#### Goal of the exercise
Copy out, exactly as written, only the line containing "Enumerate this screenshot's" and the lines after it through the end of the records.

#### Exercise materials
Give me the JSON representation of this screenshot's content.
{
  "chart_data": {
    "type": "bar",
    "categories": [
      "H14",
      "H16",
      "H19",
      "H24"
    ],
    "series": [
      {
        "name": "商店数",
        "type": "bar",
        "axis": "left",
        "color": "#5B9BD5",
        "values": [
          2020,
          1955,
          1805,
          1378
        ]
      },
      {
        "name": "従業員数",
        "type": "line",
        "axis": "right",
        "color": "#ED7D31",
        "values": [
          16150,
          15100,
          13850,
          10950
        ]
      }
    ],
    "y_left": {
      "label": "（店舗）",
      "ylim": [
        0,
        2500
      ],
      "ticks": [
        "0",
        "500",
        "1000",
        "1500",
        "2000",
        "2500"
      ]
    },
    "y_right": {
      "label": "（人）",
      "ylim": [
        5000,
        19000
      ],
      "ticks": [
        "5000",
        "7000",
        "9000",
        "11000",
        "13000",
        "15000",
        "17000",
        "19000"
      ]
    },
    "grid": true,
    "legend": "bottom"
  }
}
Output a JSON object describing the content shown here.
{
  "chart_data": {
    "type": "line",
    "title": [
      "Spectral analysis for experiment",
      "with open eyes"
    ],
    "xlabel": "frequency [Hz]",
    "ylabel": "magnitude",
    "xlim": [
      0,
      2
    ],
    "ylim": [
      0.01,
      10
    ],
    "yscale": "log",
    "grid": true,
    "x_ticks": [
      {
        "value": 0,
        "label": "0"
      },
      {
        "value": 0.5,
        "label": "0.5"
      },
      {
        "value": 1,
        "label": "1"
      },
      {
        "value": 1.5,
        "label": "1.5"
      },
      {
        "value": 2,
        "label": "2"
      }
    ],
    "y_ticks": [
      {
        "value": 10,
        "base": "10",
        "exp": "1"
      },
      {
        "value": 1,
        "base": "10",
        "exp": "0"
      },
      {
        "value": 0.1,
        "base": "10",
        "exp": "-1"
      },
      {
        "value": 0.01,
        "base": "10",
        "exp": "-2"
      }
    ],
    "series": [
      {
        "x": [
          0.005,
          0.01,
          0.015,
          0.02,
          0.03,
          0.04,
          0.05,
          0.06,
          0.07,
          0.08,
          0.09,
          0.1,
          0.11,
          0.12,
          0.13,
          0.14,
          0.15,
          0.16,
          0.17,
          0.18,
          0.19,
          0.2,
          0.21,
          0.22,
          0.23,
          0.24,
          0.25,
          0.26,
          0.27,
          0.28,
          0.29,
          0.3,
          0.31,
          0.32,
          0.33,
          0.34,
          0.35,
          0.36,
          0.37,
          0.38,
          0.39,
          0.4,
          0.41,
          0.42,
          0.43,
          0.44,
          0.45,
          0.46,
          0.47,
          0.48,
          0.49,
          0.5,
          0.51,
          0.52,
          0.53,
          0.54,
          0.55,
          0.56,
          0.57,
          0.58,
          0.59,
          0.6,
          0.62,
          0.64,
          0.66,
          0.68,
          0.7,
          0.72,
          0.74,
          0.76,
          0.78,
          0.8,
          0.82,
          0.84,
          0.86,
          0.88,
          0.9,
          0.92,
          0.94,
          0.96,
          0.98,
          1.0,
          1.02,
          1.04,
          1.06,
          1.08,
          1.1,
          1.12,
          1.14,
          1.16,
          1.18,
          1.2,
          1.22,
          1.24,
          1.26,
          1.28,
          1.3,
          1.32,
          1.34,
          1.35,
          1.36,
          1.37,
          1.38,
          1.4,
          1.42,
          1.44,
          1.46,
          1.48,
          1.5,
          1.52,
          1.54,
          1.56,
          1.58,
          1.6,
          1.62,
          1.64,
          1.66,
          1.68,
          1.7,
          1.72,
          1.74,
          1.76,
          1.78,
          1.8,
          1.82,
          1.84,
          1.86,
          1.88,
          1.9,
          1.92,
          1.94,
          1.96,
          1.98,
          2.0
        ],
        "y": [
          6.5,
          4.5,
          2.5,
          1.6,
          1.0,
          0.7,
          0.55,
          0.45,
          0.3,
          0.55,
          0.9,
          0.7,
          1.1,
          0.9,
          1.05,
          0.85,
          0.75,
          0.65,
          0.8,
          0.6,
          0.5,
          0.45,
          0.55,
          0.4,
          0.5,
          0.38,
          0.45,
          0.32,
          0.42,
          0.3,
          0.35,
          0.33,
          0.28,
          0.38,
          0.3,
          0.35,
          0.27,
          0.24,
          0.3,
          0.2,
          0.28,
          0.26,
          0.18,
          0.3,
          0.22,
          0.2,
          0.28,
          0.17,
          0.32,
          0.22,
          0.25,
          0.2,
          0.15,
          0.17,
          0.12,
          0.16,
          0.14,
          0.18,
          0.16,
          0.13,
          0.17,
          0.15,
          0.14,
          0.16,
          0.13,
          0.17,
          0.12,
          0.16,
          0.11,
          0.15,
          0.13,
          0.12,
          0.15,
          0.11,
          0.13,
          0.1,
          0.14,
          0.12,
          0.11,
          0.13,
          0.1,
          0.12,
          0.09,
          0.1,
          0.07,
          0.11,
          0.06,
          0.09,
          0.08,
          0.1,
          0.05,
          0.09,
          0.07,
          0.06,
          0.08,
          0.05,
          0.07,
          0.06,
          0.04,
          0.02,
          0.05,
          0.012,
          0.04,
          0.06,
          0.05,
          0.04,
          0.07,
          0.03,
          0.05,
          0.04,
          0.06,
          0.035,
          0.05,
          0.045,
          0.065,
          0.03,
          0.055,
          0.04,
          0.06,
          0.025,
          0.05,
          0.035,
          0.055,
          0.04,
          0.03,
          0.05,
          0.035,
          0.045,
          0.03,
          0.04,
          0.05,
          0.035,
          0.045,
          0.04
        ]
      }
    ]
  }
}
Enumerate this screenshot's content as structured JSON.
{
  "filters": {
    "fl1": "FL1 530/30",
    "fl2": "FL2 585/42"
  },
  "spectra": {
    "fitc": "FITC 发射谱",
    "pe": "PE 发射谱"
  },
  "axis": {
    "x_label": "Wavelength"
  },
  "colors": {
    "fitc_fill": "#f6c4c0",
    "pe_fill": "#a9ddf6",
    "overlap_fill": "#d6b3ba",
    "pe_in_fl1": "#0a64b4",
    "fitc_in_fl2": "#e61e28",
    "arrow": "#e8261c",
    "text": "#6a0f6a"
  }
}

#### Solution to this problem
Enumerate this screenshot's content as structured JSON.
{
  "filters": {
    "fl1": "FL1 530/30",
    "fl2": "FL2 585/42"
  },
  "spectra": {
    "fitc": "FITC 发射谱",
    "pe": "PE 发射谱"
  },
  "axis": {
    "x_label": "Wavelength"
  },
  "colors": {
    "fitc_fill": "#f6c4c0",
    "pe_fill": "#a9ddf6",
    "overlap_fill": "#d6b3ba",
    "pe_in_fl1": "#0a64b4",
    "fitc_in_fl2": "#e61e28",
    "arrow": "#e8261c",
    "text": "#6a0f6a"
  }
}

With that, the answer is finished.